- Work to complete
Where the string "GeForce" occurs in the material below, report the whole line.

(Records excerpted from a collection)

····················

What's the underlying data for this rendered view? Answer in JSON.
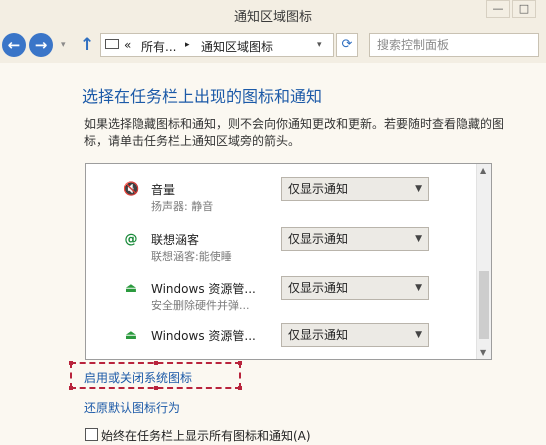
{
  "window": {
    "title": "通知区域图标",
    "minimize_glyph": "—",
    "maximize_glyph": "□"
  },
  "nav": {
    "back_glyph": "←",
    "forward_glyph": "→",
    "recent_glyph": "▾",
    "up_glyph": "↑",
    "breadcrumb": {
      "overflow": "«",
      "segment1": "所有...",
      "separator": "▸",
      "segment2": "通知区域图标"
    },
    "dropdown_glyph": "▾",
    "refresh_glyph": "⟳",
    "search_placeholder": "搜索控制面板"
  },
  "main": {
    "heading": "选择在任务栏上出现的图标和通知",
    "description": "如果选择隐藏图标和通知，则不会向你通知更改和更新。若要随时查看隐藏的图标，请单击任务栏上通知区域旁的箭头。"
  },
  "icons_list": [
    {
      "icon": "speaker-muted-icon",
      "glyph": "🔇",
      "name": "音量",
      "detail": "扬声器: 静音",
      "behavior": "仅显示通知"
    },
    {
      "icon": "lenovo-shield-icon",
      "glyph": "@",
      "name": "联想涵客",
      "detail": "联想涵客:能使睡",
      "behavior": "仅显示通知"
    },
    {
      "icon": "safely-remove-hardware-icon",
      "glyph": "⏏",
      "name": "Windows 资源管...",
      "detail": "安全删除硬件并弹...",
      "behavior": "仅显示通知"
    },
    {
      "icon": "safely-remove-hardware-icon",
      "glyph": "⏏",
      "name": "Windows 资源管...",
      "detail": "",
      "behavior": "仅显示通知"
    }
  ],
  "select_caret": "▼",
  "scroll": {
    "up_glyph": "▲",
    "down_glyph": "▼",
    "position_fraction": 0.6
  },
  "links": {
    "system_icons": "启用或关闭系统图标",
    "restore_defaults": "还原默认图标行为"
  },
  "checkbox": {
    "label": "始终在任务栏上显示所有图标和通知(A)",
    "checked": false
  },
  "colors": {
    "accent": "#1c5aa8",
    "highlight_border": "#b8233c"
  }
}
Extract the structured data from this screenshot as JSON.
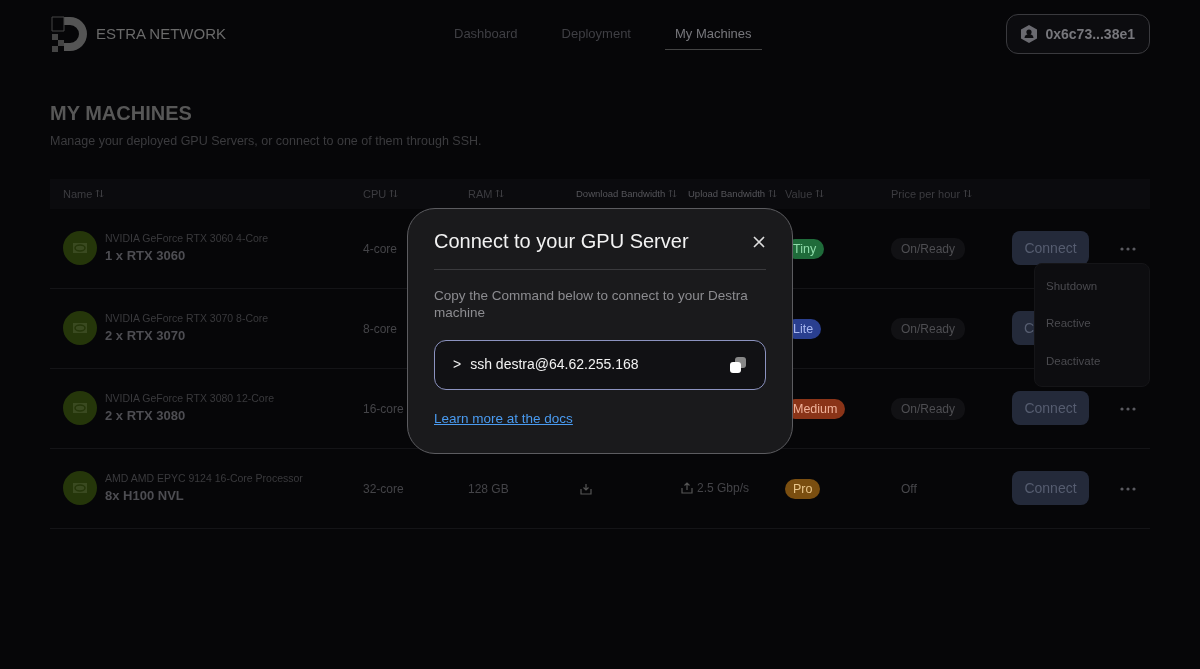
{
  "brand": {
    "name": "ESTRA NETWORK"
  },
  "nav": [
    {
      "label": "Dashboard",
      "selected": false
    },
    {
      "label": "Deployment",
      "selected": false
    },
    {
      "label": "My Machines",
      "selected": true
    }
  ],
  "wallet": {
    "address": "0x6c73...38e1"
  },
  "page": {
    "title": "MY MACHINES",
    "subtitle": "Manage your deployed GPU Servers, or connect to one of them through SSH."
  },
  "table": {
    "columns": [
      "Name",
      "CPU",
      "RAM",
      "Download Bandwidth",
      "Upload Bandwidth",
      "Value",
      "Price per hour"
    ],
    "rows": [
      {
        "model": "NVIDIA GeForce RTX 3060 4-Core",
        "gpu": "1 x RTX 3060",
        "cpu": "4-core",
        "tier": "Tiny",
        "color": "#1f6b3a",
        "status": "On/Ready",
        "on": true,
        "connect": "Connect"
      },
      {
        "model": "NVIDIA GeForce RTX 3070 8-Core",
        "gpu": "2 x RTX 3070",
        "cpu": "8-core",
        "tier": "Lite",
        "color": "#2a3f8f",
        "status": "On/Ready",
        "on": true,
        "connect": "C"
      },
      {
        "model": "NVIDIA GeForce RTX 3080 12-Core",
        "gpu": "2 x RTX 3080",
        "cpu": "16-core",
        "tier": "Medium",
        "color": "#8a3418",
        "status": "On/Ready",
        "on": true,
        "connect": "Connect"
      },
      {
        "model": "AMD AMD EPYC 9124 16-Core Processor",
        "gpu": "8x H100 NVL",
        "cpu": "32-core",
        "ram": "128 GB",
        "download": true,
        "upload": "2.5 Gbp/s",
        "tier": "Pro",
        "color": "#7a4e10",
        "status": "Off",
        "on": false,
        "connect": "Connect"
      }
    ]
  },
  "row_menu": {
    "items": [
      "Shutdown",
      "Reactive",
      "Deactivate"
    ]
  },
  "modal": {
    "title": "Connect to your GPU Server",
    "description": "Copy the Command below to connect to your Destra machine",
    "prompt": ">",
    "command": "ssh destra@64.62.255.168",
    "link": "Learn more at the docs"
  }
}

····················

- The output
        "model": "NVIDIA GeForce RTX 3060 4-Core",
        "model": "NVIDIA GeForce RTX 3070 8-Core",
        "model": "NVIDIA GeForce RTX 3080 12-Core",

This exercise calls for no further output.